Saved entries:
────────────────────────────────────────
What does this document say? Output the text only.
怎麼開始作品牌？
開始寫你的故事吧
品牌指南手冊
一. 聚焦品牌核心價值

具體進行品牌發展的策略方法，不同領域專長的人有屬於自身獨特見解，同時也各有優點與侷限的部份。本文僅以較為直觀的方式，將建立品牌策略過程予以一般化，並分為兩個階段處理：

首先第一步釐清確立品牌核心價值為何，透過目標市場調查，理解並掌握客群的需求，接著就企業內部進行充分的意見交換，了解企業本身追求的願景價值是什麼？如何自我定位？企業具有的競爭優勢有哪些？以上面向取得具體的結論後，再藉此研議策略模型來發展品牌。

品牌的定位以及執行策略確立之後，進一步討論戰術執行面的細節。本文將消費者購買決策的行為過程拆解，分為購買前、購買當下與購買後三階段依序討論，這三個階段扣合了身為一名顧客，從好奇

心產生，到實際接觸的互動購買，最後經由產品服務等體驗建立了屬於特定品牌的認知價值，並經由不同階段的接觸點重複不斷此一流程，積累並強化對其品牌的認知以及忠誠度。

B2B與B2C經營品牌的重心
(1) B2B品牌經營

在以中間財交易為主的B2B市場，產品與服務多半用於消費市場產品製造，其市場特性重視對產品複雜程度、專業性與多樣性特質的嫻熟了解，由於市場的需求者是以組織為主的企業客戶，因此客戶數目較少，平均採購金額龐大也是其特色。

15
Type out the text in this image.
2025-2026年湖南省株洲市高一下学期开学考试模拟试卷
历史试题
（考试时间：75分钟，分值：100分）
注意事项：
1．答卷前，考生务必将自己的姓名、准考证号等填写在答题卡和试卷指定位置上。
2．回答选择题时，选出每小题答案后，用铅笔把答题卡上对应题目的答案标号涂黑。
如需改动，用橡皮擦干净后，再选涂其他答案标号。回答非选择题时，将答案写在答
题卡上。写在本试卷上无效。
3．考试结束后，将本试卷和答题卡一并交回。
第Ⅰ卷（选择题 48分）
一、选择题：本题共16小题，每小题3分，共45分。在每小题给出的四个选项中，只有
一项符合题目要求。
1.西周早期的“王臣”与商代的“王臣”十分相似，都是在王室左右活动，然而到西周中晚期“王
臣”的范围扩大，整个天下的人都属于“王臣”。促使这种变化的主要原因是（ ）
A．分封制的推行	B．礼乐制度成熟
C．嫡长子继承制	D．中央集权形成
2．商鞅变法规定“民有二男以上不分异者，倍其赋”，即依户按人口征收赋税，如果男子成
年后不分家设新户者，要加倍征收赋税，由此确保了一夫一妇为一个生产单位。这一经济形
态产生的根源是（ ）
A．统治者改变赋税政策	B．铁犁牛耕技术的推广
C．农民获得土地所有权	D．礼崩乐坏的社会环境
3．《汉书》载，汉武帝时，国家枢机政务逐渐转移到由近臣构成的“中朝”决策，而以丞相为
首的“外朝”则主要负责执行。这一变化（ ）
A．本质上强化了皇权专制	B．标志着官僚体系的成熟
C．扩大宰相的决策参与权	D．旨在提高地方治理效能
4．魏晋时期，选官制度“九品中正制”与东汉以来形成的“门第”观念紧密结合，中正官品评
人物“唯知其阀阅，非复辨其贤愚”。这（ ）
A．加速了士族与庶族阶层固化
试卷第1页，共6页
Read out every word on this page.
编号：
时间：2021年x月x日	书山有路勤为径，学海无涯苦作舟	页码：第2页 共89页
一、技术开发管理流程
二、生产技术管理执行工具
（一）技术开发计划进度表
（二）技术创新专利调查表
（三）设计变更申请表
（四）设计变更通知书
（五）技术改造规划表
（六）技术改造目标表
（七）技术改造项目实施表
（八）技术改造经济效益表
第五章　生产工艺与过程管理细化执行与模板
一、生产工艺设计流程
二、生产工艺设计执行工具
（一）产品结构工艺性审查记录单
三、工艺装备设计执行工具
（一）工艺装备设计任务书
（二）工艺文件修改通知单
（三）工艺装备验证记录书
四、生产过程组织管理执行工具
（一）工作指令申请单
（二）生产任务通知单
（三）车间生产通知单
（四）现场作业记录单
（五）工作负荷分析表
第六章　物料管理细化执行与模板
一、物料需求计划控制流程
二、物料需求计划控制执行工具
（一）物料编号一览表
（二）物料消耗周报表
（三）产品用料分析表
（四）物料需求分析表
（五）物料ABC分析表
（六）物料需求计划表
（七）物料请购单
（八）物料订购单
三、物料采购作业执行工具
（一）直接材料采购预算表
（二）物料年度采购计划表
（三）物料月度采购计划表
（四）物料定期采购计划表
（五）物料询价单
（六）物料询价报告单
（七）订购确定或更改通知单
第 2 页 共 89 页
────────────────────────────────────────
**Problem**
Write out exactly the lines from the line holding "Type out the text in this image." through the last line of the data, and nothing besides those lines.

**Reply to the task**
Type out the text in this image.
2025-2026年湖南省株洲市高一下学期开学考试模拟试卷
历史试题
（考试时间：75分钟，分值：100分）
注意事项：
1．答卷前，考生务必将自己的姓名、准考证号等填写在答题卡和试卷指定位置上。
2．回答选择题时，选出每小题答案后，用铅笔把答题卡上对应题目的答案标号涂黑。
如需改动，用橡皮擦干净后，再选涂其他答案标号。回答非选择题时，将答案写在答
题卡上。写在本试卷上无效。
3．考试结束后，将本试卷和答题卡一并交回。
第Ⅰ卷（选择题 48分）
一、选择题：本题共16小题，每小题3分，共45分。在每小题给出的四个选项中，只有
一项符合题目要求。
1.西周早期的“王臣”与商代的“王臣”十分相似，都是在王室左右活动，然而到西周中晚期“王
臣”的范围扩大，整个天下的人都属于“王臣”。促使这种变化的主要原因是（ ）
A．分封制的推行	B．礼乐制度成熟
C．嫡长子继承制	D．中央集权形成
2．商鞅变法规定“民有二男以上不分异者，倍其赋”，即依户按人口征收赋税，如果男子成
年后不分家设新户者，要加倍征收赋税，由此确保了一夫一妇为一个生产单位。这一经济形
态产生的根源是（ ）
A．统治者改变赋税政策	B．铁犁牛耕技术的推广
C．农民获得土地所有权	D．礼崩乐坏的社会环境
3．《汉书》载，汉武帝时，国家枢机政务逐渐转移到由近臣构成的“中朝”决策，而以丞相为
首的“外朝”则主要负责执行。这一变化（ ）
A．本质上强化了皇权专制	B．标志着官僚体系的成熟
C．扩大宰相的决策参与权	D．旨在提高地方治理效能
4．魏晋时期，选官制度“九品中正制”与东汉以来形成的“门第”观念紧密结合，中正官品评
人物“唯知其阀阅，非复辨其贤愚”。这（ ）
A．加速了士族与庶族阶层固化
试卷第1页，共6页
Read out every word on this page.
编号：
时间：2021年x月x日	书山有路勤为径，学海无涯苦作舟	页码：第2页 共89页
一、技术开发管理流程
二、生产技术管理执行工具
（一）技术开发计划进度表
（二）技术创新专利调查表
（三）设计变更申请表
（四）设计变更通知书
（五）技术改造规划表
（六）技术改造目标表
（七）技术改造项目实施表
（八）技术改造经济效益表
第五章　生产工艺与过程管理细化执行与模板
一、生产工艺设计流程
二、生产工艺设计执行工具
（一）产品结构工艺性审查记录单
三、工艺装备设计执行工具
（一）工艺装备设计任务书
（二）工艺文件修改通知单
（三）工艺装备验证记录书
四、生产过程组织管理执行工具
（一）工作指令申请单
（二）生产任务通知单
（三）车间生产通知单
（四）现场作业记录单
（五）工作负荷分析表
第六章　物料管理细化执行与模板
一、物料需求计划控制流程
二、物料需求计划控制执行工具
（一）物料编号一览表
（二）物料消耗周报表
（三）产品用料分析表
（四）物料需求分析表
（五）物料ABC分析表
（六）物料需求计划表
（七）物料请购单
（八）物料订购单
三、物料采购作业执行工具
（一）直接材料采购预算表
（二）物料年度采购计划表
（三）物料月度采购计划表
（四）物料定期采购计划表
（五）物料询价单
（六）物料询价报告单
（七）订购确定或更改通知单
第 2 页 共 89 页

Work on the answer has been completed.